* [Directions]
Return all of the data exactly, with nothing left out but the pictures.

* [Extracted records]
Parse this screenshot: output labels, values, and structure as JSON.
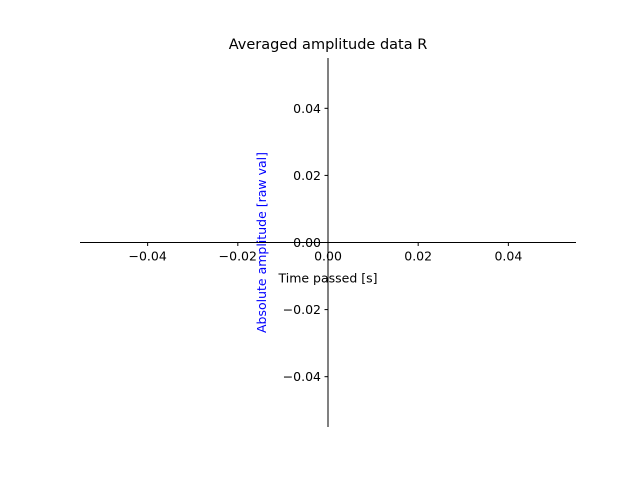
{
  "chart_data": {
    "type": "line",
    "title": "Averaged amplitude data R",
    "xlabel": "Time passed [s]",
    "ylabel": "Absolute amplitude [raw val]",
    "ylabel_color": "#0000ff",
    "axis_color": "#000000",
    "xlim": [
      -0.055,
      0.055
    ],
    "ylim": [
      -0.055,
      0.055
    ],
    "xticks": [
      -0.04,
      -0.02,
      0.0,
      0.02,
      0.04
    ],
    "yticks": [
      -0.04,
      -0.02,
      0.0,
      0.02,
      0.04
    ],
    "xtick_labels": [
      "−0.04",
      "−0.02",
      "0.00",
      "0.02",
      "0.04"
    ],
    "ytick_labels": [
      "−0.04",
      "−0.02",
      "0.00",
      "0.02",
      "0.04"
    ],
    "spines": "centered-at-origin",
    "grid": false,
    "series": []
  }
}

* [Solved exercise]
Parse this screenshot: output labels, values, and structure as JSON.
{
  "chart_data": {
    "type": "line",
    "title": "Averaged amplitude data R",
    "xlabel": "Time passed [s]",
    "ylabel": "Absolute amplitude [raw val]",
    "ylabel_color": "#0000ff",
    "axis_color": "#000000",
    "xlim": [
      -0.055,
      0.055
    ],
    "ylim": [
      -0.055,
      0.055
    ],
    "xticks": [
      -0.04,
      -0.02,
      0.0,
      0.02,
      0.04
    ],
    "yticks": [
      -0.04,
      -0.02,
      0.0,
      0.02,
      0.04
    ],
    "xtick_labels": [
      "−0.04",
      "−0.02",
      "0.00",
      "0.02",
      "0.04"
    ],
    "ytick_labels": [
      "−0.04",
      "−0.02",
      "0.00",
      "0.02",
      "0.04"
    ],
    "spines": "centered-at-origin",
    "grid": false,
    "series": []
  }
}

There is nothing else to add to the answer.